* START RECORDS SUPPLIED *

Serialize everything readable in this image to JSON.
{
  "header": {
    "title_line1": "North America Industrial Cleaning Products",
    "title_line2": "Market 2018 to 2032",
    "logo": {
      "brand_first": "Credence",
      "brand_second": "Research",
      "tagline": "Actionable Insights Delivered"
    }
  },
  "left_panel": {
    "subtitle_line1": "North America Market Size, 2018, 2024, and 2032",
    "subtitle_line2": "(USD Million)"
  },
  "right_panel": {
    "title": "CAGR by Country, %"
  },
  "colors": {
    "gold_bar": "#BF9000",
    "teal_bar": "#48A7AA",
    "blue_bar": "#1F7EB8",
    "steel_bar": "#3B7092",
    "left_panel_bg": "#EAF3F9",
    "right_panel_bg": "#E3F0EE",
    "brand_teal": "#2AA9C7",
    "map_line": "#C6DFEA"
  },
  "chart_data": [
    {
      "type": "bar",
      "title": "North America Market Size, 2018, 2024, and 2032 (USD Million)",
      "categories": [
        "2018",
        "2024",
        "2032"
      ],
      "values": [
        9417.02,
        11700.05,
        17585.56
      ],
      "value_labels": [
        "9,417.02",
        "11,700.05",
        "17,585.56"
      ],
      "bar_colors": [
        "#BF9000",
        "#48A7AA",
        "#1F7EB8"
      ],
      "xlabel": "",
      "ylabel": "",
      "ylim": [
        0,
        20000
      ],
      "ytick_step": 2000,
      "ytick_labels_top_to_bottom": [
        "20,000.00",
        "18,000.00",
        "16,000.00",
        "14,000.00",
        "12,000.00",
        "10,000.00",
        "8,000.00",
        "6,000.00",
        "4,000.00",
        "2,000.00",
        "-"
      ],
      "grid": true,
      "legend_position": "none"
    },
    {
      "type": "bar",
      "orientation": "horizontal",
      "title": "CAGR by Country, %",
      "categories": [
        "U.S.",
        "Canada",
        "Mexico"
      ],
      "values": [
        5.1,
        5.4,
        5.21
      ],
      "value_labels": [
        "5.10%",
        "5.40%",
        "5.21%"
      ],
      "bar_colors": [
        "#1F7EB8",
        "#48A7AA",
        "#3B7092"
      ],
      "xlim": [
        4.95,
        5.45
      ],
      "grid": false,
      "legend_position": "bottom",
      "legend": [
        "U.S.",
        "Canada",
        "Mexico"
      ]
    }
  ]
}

* END RECORDS SUPPLIED *

WRITTEN PROBLEM
Report each line in the data that holds the word "Million".

ANSWER TO THE TASK
    "subtitle_line2": "(USD Million)"
      "title": "North America Market Size, 2018, 2024, and 2032 (USD Million)",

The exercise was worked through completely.